- Stated goal -
Which lines include the word "color"? Copy each of them.

- Data supplied -

--------------------------------------------------

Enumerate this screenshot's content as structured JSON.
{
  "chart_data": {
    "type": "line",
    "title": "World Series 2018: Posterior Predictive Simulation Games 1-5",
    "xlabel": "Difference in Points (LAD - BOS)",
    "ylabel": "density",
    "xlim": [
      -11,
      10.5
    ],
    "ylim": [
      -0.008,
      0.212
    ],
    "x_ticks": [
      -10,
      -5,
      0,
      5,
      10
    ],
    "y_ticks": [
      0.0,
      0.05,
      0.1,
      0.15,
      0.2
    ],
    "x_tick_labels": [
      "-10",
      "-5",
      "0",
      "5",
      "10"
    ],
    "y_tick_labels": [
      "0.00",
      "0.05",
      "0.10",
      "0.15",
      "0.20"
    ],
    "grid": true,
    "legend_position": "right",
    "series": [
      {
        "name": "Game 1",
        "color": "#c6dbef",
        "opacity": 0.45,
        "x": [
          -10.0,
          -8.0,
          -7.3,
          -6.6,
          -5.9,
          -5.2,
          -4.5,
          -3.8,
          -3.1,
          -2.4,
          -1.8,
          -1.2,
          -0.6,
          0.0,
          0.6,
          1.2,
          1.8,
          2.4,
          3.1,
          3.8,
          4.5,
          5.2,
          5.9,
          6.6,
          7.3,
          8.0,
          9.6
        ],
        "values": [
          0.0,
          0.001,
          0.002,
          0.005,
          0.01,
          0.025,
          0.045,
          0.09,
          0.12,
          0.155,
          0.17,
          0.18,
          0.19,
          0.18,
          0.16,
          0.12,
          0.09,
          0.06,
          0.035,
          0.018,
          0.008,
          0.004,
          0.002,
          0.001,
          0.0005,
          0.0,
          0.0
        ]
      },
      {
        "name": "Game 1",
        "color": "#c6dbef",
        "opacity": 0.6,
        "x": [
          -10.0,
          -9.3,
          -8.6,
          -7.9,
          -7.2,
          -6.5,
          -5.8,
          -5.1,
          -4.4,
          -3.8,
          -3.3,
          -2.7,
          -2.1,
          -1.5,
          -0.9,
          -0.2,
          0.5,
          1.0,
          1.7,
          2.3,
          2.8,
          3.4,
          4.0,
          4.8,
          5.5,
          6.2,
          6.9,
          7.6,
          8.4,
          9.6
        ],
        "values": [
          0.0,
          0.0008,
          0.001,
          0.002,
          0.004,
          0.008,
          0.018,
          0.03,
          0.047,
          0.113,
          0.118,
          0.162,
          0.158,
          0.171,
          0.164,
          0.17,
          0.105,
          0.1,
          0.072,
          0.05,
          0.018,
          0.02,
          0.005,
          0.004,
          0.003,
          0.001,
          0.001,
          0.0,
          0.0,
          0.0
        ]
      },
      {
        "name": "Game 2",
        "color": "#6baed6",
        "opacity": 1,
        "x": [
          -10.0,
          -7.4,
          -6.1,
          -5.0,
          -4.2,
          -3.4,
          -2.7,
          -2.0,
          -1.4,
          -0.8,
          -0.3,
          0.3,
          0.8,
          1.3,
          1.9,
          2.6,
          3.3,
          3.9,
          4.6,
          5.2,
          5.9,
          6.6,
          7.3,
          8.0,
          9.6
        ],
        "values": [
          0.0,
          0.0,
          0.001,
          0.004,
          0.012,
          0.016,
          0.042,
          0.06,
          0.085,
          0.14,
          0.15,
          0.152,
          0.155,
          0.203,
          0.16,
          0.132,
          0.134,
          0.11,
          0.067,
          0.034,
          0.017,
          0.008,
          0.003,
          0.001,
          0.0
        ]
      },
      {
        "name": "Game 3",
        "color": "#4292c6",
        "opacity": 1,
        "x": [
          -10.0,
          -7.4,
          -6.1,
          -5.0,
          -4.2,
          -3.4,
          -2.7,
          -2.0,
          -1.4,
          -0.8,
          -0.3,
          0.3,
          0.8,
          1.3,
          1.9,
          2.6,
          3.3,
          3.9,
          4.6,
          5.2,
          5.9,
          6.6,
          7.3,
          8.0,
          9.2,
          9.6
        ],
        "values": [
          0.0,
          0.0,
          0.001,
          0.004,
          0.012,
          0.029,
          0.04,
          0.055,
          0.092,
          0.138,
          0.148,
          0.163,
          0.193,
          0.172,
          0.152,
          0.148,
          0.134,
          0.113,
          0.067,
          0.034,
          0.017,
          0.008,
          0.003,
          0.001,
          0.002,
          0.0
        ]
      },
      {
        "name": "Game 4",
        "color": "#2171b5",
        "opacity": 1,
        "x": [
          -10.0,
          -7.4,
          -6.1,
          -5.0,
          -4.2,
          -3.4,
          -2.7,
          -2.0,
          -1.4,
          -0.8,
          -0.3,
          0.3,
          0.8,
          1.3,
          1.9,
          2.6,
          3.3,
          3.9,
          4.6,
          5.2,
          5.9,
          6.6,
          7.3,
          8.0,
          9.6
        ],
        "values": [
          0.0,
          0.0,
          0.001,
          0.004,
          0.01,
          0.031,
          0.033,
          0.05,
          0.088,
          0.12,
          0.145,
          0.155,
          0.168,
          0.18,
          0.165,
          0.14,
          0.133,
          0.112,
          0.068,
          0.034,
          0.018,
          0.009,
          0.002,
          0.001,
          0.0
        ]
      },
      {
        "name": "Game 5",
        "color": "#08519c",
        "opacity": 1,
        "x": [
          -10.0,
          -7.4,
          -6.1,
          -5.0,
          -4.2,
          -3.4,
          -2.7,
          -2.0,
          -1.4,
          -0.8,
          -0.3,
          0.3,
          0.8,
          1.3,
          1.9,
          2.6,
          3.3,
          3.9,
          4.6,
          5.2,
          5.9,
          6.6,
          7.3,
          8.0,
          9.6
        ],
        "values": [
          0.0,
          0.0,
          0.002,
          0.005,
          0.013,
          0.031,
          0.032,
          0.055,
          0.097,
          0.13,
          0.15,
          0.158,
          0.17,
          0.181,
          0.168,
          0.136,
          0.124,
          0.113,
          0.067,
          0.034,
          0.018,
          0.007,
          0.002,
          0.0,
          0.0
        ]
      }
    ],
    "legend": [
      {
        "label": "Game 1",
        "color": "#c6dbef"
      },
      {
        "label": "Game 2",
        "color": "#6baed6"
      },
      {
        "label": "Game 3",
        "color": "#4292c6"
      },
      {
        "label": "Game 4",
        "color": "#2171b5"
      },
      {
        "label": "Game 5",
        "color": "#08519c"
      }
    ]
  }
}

--------------------------------------------------

- Output below -
        "color": "#c6dbef",
        "color": "#c6dbef",
        "color": "#6baed6",
        "color": "#4292c6",
        "color": "#2171b5",
        "color": "#08519c",
        "color": "#c6dbef"
        "color": "#6baed6"
        "color": "#4292c6"
        "color": "#2171b5"
        "color": "#08519c"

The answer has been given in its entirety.